Select every line containing the word "false" from the material, and copy those lines.

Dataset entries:
+-------+

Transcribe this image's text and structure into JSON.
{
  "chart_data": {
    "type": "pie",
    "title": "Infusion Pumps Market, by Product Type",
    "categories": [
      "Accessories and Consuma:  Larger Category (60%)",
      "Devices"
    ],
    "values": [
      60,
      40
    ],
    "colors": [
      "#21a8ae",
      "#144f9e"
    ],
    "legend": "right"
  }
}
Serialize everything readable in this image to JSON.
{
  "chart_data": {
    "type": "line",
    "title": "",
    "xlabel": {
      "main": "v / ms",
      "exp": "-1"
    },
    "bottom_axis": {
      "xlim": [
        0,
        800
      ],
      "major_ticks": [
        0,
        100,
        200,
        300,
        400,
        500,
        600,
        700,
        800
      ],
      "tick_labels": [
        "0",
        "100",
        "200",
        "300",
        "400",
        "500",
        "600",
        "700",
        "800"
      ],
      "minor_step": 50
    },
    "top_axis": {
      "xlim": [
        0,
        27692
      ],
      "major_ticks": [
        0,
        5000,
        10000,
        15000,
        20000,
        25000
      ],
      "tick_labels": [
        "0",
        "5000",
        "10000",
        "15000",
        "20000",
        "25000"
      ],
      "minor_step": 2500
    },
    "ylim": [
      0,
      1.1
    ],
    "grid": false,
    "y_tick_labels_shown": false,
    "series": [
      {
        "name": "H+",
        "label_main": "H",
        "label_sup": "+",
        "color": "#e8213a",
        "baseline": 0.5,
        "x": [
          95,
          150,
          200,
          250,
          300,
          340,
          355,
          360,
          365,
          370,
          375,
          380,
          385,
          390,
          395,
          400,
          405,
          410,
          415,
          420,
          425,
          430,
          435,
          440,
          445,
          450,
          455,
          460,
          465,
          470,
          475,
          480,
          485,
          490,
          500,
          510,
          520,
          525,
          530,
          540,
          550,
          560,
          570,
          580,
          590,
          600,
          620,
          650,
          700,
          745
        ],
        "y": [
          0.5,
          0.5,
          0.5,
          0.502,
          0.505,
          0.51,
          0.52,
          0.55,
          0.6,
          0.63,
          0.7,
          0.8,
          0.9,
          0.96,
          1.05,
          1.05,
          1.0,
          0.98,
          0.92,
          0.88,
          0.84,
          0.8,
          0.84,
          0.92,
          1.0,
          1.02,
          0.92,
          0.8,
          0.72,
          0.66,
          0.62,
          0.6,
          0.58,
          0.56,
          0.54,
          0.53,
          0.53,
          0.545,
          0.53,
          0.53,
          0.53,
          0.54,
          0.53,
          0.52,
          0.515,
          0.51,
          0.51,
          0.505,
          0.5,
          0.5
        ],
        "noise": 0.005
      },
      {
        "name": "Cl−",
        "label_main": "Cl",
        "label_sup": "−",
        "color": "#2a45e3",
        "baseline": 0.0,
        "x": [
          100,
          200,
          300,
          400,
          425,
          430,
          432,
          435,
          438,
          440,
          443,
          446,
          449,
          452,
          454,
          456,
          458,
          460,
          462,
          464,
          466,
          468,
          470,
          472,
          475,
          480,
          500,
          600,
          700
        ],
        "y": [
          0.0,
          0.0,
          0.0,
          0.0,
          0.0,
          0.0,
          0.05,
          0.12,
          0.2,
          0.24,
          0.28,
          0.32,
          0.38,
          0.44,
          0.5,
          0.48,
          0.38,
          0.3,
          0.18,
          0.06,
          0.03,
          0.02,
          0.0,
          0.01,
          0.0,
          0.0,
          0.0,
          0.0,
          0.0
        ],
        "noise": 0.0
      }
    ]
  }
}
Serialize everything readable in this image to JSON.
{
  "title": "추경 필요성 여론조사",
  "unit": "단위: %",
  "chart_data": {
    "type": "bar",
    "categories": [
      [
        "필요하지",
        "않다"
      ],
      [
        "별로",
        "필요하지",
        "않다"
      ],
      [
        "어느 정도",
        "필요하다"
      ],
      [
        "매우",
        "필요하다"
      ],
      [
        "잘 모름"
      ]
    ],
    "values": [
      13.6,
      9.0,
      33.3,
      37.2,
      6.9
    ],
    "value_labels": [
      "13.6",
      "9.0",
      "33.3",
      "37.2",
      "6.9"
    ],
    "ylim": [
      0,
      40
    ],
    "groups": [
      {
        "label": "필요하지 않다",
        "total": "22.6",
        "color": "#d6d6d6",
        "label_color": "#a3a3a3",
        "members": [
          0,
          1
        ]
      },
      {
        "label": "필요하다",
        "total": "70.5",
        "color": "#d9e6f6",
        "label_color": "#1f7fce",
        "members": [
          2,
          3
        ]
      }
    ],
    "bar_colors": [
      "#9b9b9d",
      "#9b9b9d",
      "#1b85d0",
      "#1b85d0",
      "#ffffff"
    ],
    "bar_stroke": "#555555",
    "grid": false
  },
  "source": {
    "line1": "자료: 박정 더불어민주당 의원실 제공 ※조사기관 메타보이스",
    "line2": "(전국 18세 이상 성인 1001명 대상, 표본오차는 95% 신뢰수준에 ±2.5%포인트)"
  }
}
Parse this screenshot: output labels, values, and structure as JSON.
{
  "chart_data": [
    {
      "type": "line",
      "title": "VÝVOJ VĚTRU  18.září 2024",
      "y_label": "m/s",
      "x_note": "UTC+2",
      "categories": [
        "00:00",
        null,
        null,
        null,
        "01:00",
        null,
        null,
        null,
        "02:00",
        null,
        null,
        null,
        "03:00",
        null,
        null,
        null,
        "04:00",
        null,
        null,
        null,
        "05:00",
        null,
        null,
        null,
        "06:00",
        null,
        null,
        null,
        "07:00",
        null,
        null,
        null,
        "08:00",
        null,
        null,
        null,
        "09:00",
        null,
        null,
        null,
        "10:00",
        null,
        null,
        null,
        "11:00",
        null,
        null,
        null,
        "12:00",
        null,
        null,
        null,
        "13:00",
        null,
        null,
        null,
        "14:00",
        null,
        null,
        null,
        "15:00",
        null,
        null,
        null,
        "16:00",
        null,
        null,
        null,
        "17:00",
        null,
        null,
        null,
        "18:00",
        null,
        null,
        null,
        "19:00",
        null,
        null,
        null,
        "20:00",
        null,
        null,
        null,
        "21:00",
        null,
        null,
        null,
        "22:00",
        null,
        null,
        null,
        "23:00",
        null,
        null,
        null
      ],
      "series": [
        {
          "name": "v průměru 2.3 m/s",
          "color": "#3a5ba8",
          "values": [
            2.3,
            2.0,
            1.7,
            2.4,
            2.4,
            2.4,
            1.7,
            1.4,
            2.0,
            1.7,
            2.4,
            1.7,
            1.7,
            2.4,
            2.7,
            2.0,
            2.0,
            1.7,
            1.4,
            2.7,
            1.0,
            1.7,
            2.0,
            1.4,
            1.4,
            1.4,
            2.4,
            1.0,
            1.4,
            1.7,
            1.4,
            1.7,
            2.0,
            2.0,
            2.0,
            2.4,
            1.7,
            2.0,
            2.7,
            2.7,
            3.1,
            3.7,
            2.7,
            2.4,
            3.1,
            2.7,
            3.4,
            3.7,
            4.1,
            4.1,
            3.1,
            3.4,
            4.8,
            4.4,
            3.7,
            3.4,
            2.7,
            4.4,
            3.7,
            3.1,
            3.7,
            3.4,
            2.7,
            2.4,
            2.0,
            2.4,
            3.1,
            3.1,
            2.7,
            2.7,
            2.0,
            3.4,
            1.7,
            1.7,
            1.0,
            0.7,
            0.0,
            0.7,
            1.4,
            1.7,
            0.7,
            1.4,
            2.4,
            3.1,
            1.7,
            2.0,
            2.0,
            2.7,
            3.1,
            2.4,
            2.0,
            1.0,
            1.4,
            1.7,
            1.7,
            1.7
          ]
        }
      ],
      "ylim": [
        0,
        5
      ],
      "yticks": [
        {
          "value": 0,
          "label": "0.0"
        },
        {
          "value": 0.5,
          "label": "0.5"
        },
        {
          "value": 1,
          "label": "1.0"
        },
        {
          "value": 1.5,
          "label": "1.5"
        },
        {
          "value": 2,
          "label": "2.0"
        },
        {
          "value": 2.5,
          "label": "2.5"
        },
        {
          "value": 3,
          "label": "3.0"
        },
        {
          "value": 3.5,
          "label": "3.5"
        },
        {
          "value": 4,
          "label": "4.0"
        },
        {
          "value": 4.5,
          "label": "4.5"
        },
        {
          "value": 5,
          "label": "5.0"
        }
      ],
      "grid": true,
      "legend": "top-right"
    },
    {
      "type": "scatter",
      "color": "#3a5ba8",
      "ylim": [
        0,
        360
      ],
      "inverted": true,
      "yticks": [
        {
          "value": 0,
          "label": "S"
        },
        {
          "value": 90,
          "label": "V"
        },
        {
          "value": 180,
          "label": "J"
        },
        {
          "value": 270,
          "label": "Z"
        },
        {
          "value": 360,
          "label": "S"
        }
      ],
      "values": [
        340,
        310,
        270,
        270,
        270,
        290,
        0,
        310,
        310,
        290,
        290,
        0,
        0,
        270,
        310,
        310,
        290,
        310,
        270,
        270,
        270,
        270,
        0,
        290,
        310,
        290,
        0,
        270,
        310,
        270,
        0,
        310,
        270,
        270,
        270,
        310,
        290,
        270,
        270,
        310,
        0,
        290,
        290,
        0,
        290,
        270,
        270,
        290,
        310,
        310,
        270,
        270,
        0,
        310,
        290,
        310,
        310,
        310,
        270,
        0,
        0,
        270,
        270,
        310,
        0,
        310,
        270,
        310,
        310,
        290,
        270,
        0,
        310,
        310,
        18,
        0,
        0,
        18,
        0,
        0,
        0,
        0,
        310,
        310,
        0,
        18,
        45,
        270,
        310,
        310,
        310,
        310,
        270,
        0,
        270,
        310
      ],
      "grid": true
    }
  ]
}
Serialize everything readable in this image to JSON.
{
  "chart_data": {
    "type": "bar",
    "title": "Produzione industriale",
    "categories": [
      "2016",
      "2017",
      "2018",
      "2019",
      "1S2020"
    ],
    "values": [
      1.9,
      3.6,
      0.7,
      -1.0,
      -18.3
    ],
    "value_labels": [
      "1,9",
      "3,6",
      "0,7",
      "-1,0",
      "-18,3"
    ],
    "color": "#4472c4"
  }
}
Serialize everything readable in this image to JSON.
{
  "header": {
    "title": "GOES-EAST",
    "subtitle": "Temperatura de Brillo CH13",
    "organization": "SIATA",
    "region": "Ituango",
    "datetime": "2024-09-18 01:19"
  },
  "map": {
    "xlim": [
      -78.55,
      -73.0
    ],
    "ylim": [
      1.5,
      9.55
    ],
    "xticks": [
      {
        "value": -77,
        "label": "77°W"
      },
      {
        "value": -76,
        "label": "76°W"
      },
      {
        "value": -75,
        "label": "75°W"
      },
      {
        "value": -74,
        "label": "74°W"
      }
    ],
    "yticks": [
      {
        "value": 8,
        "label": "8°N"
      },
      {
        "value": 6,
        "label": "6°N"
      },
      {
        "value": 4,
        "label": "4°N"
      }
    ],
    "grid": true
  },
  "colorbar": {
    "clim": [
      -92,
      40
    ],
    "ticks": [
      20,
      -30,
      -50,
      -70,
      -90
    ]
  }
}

+-------+

Response:
    "grid": false,
    "y_tick_labels_shown": false,
    "grid": false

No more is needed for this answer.